■ **Task statement**
Omit every image, and transcribe the remaining entries exactly as given.

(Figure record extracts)

******

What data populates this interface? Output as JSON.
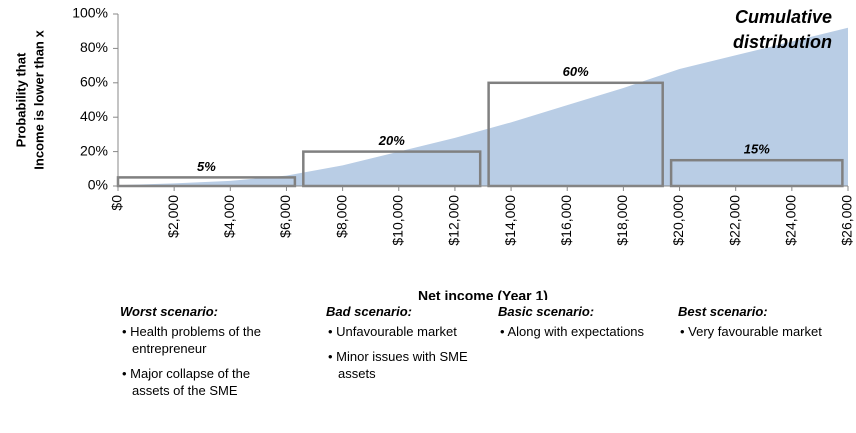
{
  "chart_data": {
    "type": "area",
    "annotation": [
      "Cumulative",
      "distribution"
    ],
    "xlabel": "Net income (Year 1)",
    "ylabel": [
      "Probability that",
      "Income is lower than x"
    ],
    "x": [
      0,
      2000,
      4000,
      6000,
      8000,
      10000,
      12000,
      14000,
      16000,
      18000,
      20000,
      22000,
      24000,
      26000
    ],
    "values": [
      0.5,
      1.5,
      3,
      6,
      12,
      20,
      28,
      37,
      47,
      57,
      68,
      76,
      84,
      92
    ],
    "color": "#b9cde5",
    "xlim": [
      0,
      26000
    ],
    "ylim": [
      0,
      100
    ],
    "xticks": [
      {
        "value": 0,
        "label": "$0"
      },
      {
        "value": 2000,
        "label": "$2,000"
      },
      {
        "value": 4000,
        "label": "$4,000"
      },
      {
        "value": 6000,
        "label": "$6,000"
      },
      {
        "value": 8000,
        "label": "$8,000"
      },
      {
        "value": 10000,
        "label": "$10,000"
      },
      {
        "value": 12000,
        "label": "$12,000"
      },
      {
        "value": 14000,
        "label": "$14,000"
      },
      {
        "value": 16000,
        "label": "$16,000"
      },
      {
        "value": 18000,
        "label": "$18,000"
      },
      {
        "value": 20000,
        "label": "$20,000"
      },
      {
        "value": 22000,
        "label": "$22,000"
      },
      {
        "value": 24000,
        "label": "$24,000"
      },
      {
        "value": 26000,
        "label": "$26,000"
      }
    ],
    "yticks": [
      {
        "value": 0,
        "label": "0%"
      },
      {
        "value": 20,
        "label": "20%"
      },
      {
        "value": 40,
        "label": "40%"
      },
      {
        "value": 60,
        "label": "60%"
      },
      {
        "value": 80,
        "label": "80%"
      },
      {
        "value": 100,
        "label": "100%"
      }
    ],
    "scenario_bars": {
      "starts": [
        0,
        6600,
        13200,
        19700
      ],
      "ends": [
        6300,
        12900,
        19400,
        25800
      ],
      "values": [
        5,
        20,
        60,
        15
      ],
      "value_labels": [
        "5%",
        "20%",
        "60%",
        "15%"
      ],
      "color": "#808080"
    }
  },
  "scenarios": [
    {
      "title": "Worst scenario:",
      "bullets": [
        "Health problems of the entrepreneur",
        "Major collapse of the assets of the SME"
      ]
    },
    {
      "title": "Bad scenario:",
      "bullets": [
        "Unfavourable market",
        "Minor issues with SME assets"
      ]
    },
    {
      "title": "Basic scenario:",
      "bullets": [
        "Along with expectations"
      ]
    },
    {
      "title": "Best scenario:",
      "bullets": [
        "Very favourable market"
      ]
    }
  ]
}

******

■ **Response to this exercise**
What data populates this interface? Output as JSON.
{
  "chart_data": {
    "type": "area",
    "annotation": [
      "Cumulative",
      "distribution"
    ],
    "xlabel": "Net income (Year 1)",
    "ylabel": [
      "Probability that",
      "Income is lower than x"
    ],
    "x": [
      0,
      2000,
      4000,
      6000,
      8000,
      10000,
      12000,
      14000,
      16000,
      18000,
      20000,
      22000,
      24000,
      26000
    ],
    "values": [
      0.5,
      1.5,
      3,
      6,
      12,
      20,
      28,
      37,
      47,
      57,
      68,
      76,
      84,
      92
    ],
    "color": "#b9cde5",
    "xlim": [
      0,
      26000
    ],
    "ylim": [
      0,
      100
    ],
    "xticks": [
      {
        "value": 0,
        "label": "$0"
      },
      {
        "value": 2000,
        "label": "$2,000"
      },
      {
        "value": 4000,
        "label": "$4,000"
      },
      {
        "value": 6000,
        "label": "$6,000"
      },
      {
        "value": 8000,
        "label": "$8,000"
      },
      {
        "value": 10000,
        "label": "$10,000"
      },
      {
        "value": 12000,
        "label": "$12,000"
      },
      {
        "value": 14000,
        "label": "$14,000"
      },
      {
        "value": 16000,
        "label": "$16,000"
      },
      {
        "value": 18000,
        "label": "$18,000"
      },
      {
        "value": 20000,
        "label": "$20,000"
      },
      {
        "value": 22000,
        "label": "$22,000"
      },
      {
        "value": 24000,
        "label": "$24,000"
      },
      {
        "value": 26000,
        "label": "$26,000"
      }
    ],
    "yticks": [
      {
        "value": 0,
        "label": "0%"
      },
      {
        "value": 20,
        "label": "20%"
      },
      {
        "value": 40,
        "label": "40%"
      },
      {
        "value": 60,
        "label": "60%"
      },
      {
        "value": 80,
        "label": "80%"
      },
      {
        "value": 100,
        "label": "100%"
      }
    ],
    "scenario_bars": {
      "starts": [
        0,
        6600,
        13200,
        19700
      ],
      "ends": [
        6300,
        12900,
        19400,
        25800
      ],
      "values": [
        5,
        20,
        60,
        15
      ],
      "value_labels": [
        "5%",
        "20%",
        "60%",
        "15%"
      ],
      "color": "#808080"
    }
  },
  "scenarios": [
    {
      "title": "Worst scenario:",
      "bullets": [
        "Health problems of the entrepreneur",
        "Major collapse of the assets of the SME"
      ]
    },
    {
      "title": "Bad scenario:",
      "bullets": [
        "Unfavourable market",
        "Minor issues with SME assets"
      ]
    },
    {
      "title": "Basic scenario:",
      "bullets": [
        "Along with expectations"
      ]
    },
    {
      "title": "Best scenario:",
      "bullets": [
        "Very favourable market"
      ]
    }
  ]
}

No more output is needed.